[Dataset records]
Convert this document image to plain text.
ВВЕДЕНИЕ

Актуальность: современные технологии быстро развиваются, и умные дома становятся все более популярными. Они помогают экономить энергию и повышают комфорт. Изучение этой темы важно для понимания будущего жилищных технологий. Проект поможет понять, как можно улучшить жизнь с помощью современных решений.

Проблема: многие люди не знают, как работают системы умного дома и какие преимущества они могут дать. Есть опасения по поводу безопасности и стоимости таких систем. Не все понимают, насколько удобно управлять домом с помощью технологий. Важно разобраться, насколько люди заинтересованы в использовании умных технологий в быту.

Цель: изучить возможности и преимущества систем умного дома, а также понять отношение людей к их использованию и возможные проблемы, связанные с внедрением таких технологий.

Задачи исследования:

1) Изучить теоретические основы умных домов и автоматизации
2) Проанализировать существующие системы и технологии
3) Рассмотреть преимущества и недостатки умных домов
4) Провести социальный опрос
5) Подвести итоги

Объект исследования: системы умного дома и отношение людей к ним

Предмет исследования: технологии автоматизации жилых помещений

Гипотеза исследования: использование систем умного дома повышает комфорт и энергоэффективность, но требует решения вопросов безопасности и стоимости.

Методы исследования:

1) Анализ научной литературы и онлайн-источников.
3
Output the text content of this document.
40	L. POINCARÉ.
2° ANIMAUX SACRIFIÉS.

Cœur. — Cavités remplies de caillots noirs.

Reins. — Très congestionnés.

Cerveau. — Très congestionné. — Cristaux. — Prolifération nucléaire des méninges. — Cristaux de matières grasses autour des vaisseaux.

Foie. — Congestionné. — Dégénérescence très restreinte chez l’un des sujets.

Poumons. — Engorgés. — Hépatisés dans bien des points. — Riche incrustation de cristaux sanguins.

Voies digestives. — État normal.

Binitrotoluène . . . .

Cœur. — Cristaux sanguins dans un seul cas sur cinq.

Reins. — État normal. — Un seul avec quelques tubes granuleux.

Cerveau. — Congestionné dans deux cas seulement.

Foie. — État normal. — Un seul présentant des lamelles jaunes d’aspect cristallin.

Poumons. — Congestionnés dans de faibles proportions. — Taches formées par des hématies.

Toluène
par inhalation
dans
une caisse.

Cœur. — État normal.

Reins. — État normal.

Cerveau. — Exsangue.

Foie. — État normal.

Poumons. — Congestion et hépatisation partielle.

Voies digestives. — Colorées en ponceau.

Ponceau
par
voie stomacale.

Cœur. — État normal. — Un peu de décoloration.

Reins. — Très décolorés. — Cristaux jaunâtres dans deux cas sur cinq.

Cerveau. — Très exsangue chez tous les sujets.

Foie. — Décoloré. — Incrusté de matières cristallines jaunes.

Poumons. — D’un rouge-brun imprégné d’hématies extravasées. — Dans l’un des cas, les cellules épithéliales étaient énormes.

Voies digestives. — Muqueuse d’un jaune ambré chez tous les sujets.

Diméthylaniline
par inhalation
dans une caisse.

__Problem__
Retype every entry word for word.

__Task response__
Convert this document image to plain text.
ВВЕДЕНИЕ

Актуальность: современные технологии быстро развиваются, и умные дома становятся все более популярными. Они помогают экономить энергию и повышают комфорт. Изучение этой темы важно для понимания будущего жилищных технологий. Проект поможет понять, как можно улучшить жизнь с помощью современных решений.

Проблема: многие люди не знают, как работают системы умного дома и какие преимущества они могут дать. Есть опасения по поводу безопасности и стоимости таких систем. Не все понимают, насколько удобно управлять домом с помощью технологий. Важно разобраться, насколько люди заинтересованы в использовании умных технологий в быту.

Цель: изучить возможности и преимущества систем умного дома, а также понять отношение людей к их использованию и возможные проблемы, связанные с внедрением таких технологий.

Задачи исследования:

1) Изучить теоретические основы умных домов и автоматизации
2) Проанализировать существующие системы и технологии
3) Рассмотреть преимущества и недостатки умных домов
4) Провести социальный опрос
5) Подвести итоги

Объект исследования: системы умного дома и отношение людей к ним

Предмет исследования: технологии автоматизации жилых помещений

Гипотеза исследования: использование систем умного дома повышает комфорт и энергоэффективность, но требует решения вопросов безопасности и стоимости.

Методы исследования:

1) Анализ научной литературы и онлайн-источников.
3
Output the text content of this document.
40	L. POINCARÉ.
2° ANIMAUX SACRIFIÉS.

Cœur. — Cavités remplies de caillots noirs.

Reins. — Très congestionnés.

Cerveau. — Très congestionné. — Cristaux. — Prolifération nucléaire des méninges. — Cristaux de matières grasses autour des vaisseaux.

Foie. — Congestionné. — Dégénérescence très restreinte chez l’un des sujets.

Poumons. — Engorgés. — Hépatisés dans bien des points. — Riche incrustation de cristaux sanguins.

Voies digestives. — État normal.

Binitrotoluène . . . .

Cœur. — Cristaux sanguins dans un seul cas sur cinq.

Reins. — État normal. — Un seul avec quelques tubes granuleux.

Cerveau. — Congestionné dans deux cas seulement.

Foie. — État normal. — Un seul présentant des lamelles jaunes d’aspect cristallin.

Poumons. — Congestionnés dans de faibles proportions. — Taches formées par des hématies.

Toluène
par inhalation
dans
une caisse.

Cœur. — État normal.

Reins. — État normal.

Cerveau. — Exsangue.

Foie. — État normal.

Poumons. — Congestion et hépatisation partielle.

Voies digestives. — Colorées en ponceau.

Ponceau
par
voie stomacale.

Cœur. — État normal. — Un peu de décoloration.

Reins. — Très décolorés. — Cristaux jaunâtres dans deux cas sur cinq.

Cerveau. — Très exsangue chez tous les sujets.

Foie. — Décoloré. — Incrusté de matières cristallines jaunes.

Poumons. — D’un rouge-brun imprégné d’hématies extravasées. — Dans l’un des cas, les cellules épithéliales étaient énormes.

Voies digestives. — Muqueuse d’un jaune ambré chez tous les sujets.

Diméthylaniline
par inhalation
dans une caisse.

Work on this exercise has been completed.